**Dataset extract**
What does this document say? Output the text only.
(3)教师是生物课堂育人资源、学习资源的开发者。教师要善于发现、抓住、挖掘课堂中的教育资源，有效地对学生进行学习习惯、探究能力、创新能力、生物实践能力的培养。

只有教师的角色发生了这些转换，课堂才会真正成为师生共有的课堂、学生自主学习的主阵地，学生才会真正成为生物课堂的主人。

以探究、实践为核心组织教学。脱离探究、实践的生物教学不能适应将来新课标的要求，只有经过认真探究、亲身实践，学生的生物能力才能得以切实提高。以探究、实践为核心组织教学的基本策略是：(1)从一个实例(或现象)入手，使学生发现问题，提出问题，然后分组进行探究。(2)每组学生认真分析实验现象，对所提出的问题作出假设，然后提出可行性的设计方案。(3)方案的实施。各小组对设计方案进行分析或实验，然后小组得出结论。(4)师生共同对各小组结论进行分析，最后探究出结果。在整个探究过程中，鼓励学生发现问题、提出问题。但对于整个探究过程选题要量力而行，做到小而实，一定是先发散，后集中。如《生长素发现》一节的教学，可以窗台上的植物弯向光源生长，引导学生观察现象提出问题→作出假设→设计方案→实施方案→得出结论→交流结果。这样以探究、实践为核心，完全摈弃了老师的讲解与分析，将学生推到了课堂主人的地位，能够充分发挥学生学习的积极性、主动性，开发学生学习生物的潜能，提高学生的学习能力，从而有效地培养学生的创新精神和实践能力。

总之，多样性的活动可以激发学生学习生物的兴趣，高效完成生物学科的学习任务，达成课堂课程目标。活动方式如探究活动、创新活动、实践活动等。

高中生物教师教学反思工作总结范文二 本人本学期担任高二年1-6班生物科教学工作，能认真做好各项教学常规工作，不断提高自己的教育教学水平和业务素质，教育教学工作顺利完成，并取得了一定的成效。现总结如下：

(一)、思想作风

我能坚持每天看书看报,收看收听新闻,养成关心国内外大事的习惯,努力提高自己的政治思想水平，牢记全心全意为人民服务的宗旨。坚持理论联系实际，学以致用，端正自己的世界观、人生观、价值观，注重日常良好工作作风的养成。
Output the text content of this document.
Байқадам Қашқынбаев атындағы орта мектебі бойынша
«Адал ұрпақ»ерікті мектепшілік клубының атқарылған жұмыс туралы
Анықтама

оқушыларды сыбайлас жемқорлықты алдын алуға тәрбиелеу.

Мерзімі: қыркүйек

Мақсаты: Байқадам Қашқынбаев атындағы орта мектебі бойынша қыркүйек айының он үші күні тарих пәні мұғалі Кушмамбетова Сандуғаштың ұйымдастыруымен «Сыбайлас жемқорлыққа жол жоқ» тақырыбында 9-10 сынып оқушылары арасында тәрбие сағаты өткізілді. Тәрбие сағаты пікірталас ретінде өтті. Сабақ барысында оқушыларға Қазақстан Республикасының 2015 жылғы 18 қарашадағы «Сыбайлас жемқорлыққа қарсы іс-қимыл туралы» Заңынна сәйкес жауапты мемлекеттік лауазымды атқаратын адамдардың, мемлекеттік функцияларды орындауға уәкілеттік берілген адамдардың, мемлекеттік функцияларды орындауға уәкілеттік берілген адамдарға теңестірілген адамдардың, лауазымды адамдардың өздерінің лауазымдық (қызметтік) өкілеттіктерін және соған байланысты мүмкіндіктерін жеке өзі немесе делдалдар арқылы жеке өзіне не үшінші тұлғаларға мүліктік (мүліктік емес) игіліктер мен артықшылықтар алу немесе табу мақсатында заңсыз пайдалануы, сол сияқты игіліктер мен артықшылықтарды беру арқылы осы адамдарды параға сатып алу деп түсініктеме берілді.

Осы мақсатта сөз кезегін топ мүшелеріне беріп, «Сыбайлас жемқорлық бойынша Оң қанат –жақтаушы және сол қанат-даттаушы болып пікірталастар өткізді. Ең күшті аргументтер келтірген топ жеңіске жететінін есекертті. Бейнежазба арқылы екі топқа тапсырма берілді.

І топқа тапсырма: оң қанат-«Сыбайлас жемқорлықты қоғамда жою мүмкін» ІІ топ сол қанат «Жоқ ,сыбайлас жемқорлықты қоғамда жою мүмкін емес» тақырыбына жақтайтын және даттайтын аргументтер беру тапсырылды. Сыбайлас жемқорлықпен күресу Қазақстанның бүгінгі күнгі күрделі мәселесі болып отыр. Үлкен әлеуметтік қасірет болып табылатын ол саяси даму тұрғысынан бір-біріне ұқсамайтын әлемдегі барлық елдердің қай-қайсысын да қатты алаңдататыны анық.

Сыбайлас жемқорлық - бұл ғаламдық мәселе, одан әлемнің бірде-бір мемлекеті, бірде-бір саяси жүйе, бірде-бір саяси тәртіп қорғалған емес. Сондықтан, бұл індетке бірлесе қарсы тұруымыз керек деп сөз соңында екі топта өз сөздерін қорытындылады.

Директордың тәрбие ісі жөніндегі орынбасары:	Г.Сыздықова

**Problem requirements**
Please repeat the listing above in full and exactly.

**Exercise solution**
What does this document say? Output the text only.
(3)教师是生物课堂育人资源、学习资源的开发者。教师要善于发现、抓住、挖掘课堂中的教育资源，有效地对学生进行学习习惯、探究能力、创新能力、生物实践能力的培养。

只有教师的角色发生了这些转换，课堂才会真正成为师生共有的课堂、学生自主学习的主阵地，学生才会真正成为生物课堂的主人。

以探究、实践为核心组织教学。脱离探究、实践的生物教学不能适应将来新课标的要求，只有经过认真探究、亲身实践，学生的生物能力才能得以切实提高。以探究、实践为核心组织教学的基本策略是：(1)从一个实例(或现象)入手，使学生发现问题，提出问题，然后分组进行探究。(2)每组学生认真分析实验现象，对所提出的问题作出假设，然后提出可行性的设计方案。(3)方案的实施。各小组对设计方案进行分析或实验，然后小组得出结论。(4)师生共同对各小组结论进行分析，最后探究出结果。在整个探究过程中，鼓励学生发现问题、提出问题。但对于整个探究过程选题要量力而行，做到小而实，一定是先发散，后集中。如《生长素发现》一节的教学，可以窗台上的植物弯向光源生长，引导学生观察现象提出问题→作出假设→设计方案→实施方案→得出结论→交流结果。这样以探究、实践为核心，完全摈弃了老师的讲解与分析，将学生推到了课堂主人的地位，能够充分发挥学生学习的积极性、主动性，开发学生学习生物的潜能，提高学生的学习能力，从而有效地培养学生的创新精神和实践能力。

总之，多样性的活动可以激发学生学习生物的兴趣，高效完成生物学科的学习任务，达成课堂课程目标。活动方式如探究活动、创新活动、实践活动等。

高中生物教师教学反思工作总结范文二 本人本学期担任高二年1-6班生物科教学工作，能认真做好各项教学常规工作，不断提高自己的教育教学水平和业务素质，教育教学工作顺利完成，并取得了一定的成效。现总结如下：

(一)、思想作风

我能坚持每天看书看报,收看收听新闻,养成关心国内外大事的习惯,努力提高自己的政治思想水平，牢记全心全意为人民服务的宗旨。坚持理论联系实际，学以致用，端正自己的世界观、人生观、价值观，注重日常良好工作作风的养成。
Output the text content of this document.
Байқадам Қашқынбаев атындағы орта мектебі бойынша
«Адал ұрпақ»ерікті мектепшілік клубының атқарылған жұмыс туралы
Анықтама

оқушыларды сыбайлас жемқорлықты алдын алуға тәрбиелеу.

Мерзімі: қыркүйек

Мақсаты: Байқадам Қашқынбаев атындағы орта мектебі бойынша қыркүйек айының он үші күні тарих пәні мұғалі Кушмамбетова Сандуғаштың ұйымдастыруымен «Сыбайлас жемқорлыққа жол жоқ» тақырыбында 9-10 сынып оқушылары арасында тәрбие сағаты өткізілді. Тәрбие сағаты пікірталас ретінде өтті. Сабақ барысында оқушыларға Қазақстан Республикасының 2015 жылғы 18 қарашадағы «Сыбайлас жемқорлыққа қарсы іс-қимыл туралы» Заңынна сәйкес жауапты мемлекеттік лауазымды атқаратын адамдардың, мемлекеттік функцияларды орындауға уәкілеттік берілген адамдардың, мемлекеттік функцияларды орындауға уәкілеттік берілген адамдарға теңестірілген адамдардың, лауазымды адамдардың өздерінің лауазымдық (қызметтік) өкілеттіктерін және соған байланысты мүмкіндіктерін жеке өзі немесе делдалдар арқылы жеке өзіне не үшінші тұлғаларға мүліктік (мүліктік емес) игіліктер мен артықшылықтар алу немесе табу мақсатында заңсыз пайдалануы, сол сияқты игіліктер мен артықшылықтарды беру арқылы осы адамдарды параға сатып алу деп түсініктеме берілді.

Осы мақсатта сөз кезегін топ мүшелеріне беріп, «Сыбайлас жемқорлық бойынша Оң қанат –жақтаушы және сол қанат-даттаушы болып пікірталастар өткізді. Ең күшті аргументтер келтірген топ жеңіске жететінін есекертті. Бейнежазба арқылы екі топқа тапсырма берілді.

І топқа тапсырма: оң қанат-«Сыбайлас жемқорлықты қоғамда жою мүмкін» ІІ топ сол қанат «Жоқ ,сыбайлас жемқорлықты қоғамда жою мүмкін емес» тақырыбына жақтайтын және даттайтын аргументтер беру тапсырылды. Сыбайлас жемқорлықпен күресу Қазақстанның бүгінгі күнгі күрделі мәселесі болып отыр. Үлкен әлеуметтік қасірет болып табылатын ол саяси даму тұрғысынан бір-біріне ұқсамайтын әлемдегі барлық елдердің қай-қайсысын да қатты алаңдататыны анық.

Сыбайлас жемқорлық - бұл ғаламдық мәселе, одан әлемнің бірде-бір мемлекеті, бірде-бір саяси жүйе, бірде-бір саяси тәртіп қорғалған емес. Сондықтан, бұл індетке бірлесе қарсы тұруымыз керек деп сөз соңында екі топта өз сөздерін қорытындылады.

Директордың тәрбие ісі жөніндегі орынбасары:	Г.Сыздықова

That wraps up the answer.